Written exercise: Output all lines exactly.
|---|
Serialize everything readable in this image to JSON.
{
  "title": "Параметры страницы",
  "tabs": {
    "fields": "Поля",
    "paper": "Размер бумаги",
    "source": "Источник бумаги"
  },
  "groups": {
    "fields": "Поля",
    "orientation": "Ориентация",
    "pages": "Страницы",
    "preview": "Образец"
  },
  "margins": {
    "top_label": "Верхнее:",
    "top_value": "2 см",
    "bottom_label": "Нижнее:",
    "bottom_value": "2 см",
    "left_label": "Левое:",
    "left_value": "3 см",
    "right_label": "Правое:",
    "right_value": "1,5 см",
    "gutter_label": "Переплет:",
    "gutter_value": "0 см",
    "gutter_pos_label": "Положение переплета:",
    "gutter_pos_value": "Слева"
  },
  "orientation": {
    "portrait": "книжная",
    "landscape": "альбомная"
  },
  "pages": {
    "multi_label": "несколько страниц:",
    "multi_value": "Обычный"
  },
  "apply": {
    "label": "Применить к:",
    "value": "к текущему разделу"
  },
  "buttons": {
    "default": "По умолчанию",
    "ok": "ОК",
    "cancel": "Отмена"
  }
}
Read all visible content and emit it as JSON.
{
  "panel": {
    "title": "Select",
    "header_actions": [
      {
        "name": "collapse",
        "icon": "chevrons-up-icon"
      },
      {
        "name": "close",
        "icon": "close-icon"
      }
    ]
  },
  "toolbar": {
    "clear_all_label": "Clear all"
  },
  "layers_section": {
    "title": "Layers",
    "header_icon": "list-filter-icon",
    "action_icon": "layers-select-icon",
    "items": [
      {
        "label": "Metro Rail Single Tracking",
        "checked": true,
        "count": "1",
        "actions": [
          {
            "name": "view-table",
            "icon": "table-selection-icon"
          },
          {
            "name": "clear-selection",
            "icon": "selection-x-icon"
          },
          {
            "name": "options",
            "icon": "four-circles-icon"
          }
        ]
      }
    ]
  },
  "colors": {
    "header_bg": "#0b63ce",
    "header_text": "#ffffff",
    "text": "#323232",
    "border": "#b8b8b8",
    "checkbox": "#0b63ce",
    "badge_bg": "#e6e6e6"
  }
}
|---|
Solution:
Serialize everything readable in this image to JSON.
{
  "title": "Параметры страницы",
  "tabs": {
    "fields": "Поля",
    "paper": "Размер бумаги",
    "source": "Источник бумаги"
  },
  "groups": {
    "fields": "Поля",
    "orientation": "Ориентация",
    "pages": "Страницы",
    "preview": "Образец"
  },
  "margins": {
    "top_label": "Верхнее:",
    "top_value": "2 см",
    "bottom_label": "Нижнее:",
    "bottom_value": "2 см",
    "left_label": "Левое:",
    "left_value": "3 см",
    "right_label": "Правое:",
    "right_value": "1,5 см",
    "gutter_label": "Переплет:",
    "gutter_value": "0 см",
    "gutter_pos_label": "Положение переплета:",
    "gutter_pos_value": "Слева"
  },
  "orientation": {
    "portrait": "книжная",
    "landscape": "альбомная"
  },
  "pages": {
    "multi_label": "несколько страниц:",
    "multi_value": "Обычный"
  },
  "apply": {
    "label": "Применить к:",
    "value": "к текущему разделу"
  },
  "buttons": {
    "default": "По умолчанию",
    "ok": "ОК",
    "cancel": "Отмена"
  }
}
Read all visible content and emit it as JSON.
{
  "panel": {
    "title": "Select",
    "header_actions": [
      {
        "name": "collapse",
        "icon": "chevrons-up-icon"
      },
      {
        "name": "close",
        "icon": "close-icon"
      }
    ]
  },
  "toolbar": {
    "clear_all_label": "Clear all"
  },
  "layers_section": {
    "title": "Layers",
    "header_icon": "list-filter-icon",
    "action_icon": "layers-select-icon",
    "items": [
      {
        "label": "Metro Rail Single Tracking",
        "checked": true,
        "count": "1",
        "actions": [
          {
            "name": "view-table",
            "icon": "table-selection-icon"
          },
          {
            "name": "clear-selection",
            "icon": "selection-x-icon"
          },
          {
            "name": "options",
            "icon": "four-circles-icon"
          }
        ]
      }
    ]
  },
  "colors": {
    "header_bg": "#0b63ce",
    "header_text": "#ffffff",
    "text": "#323232",
    "border": "#b8b8b8",
    "checkbox": "#0b63ce",
    "badge_bg": "#e6e6e6"
  }
}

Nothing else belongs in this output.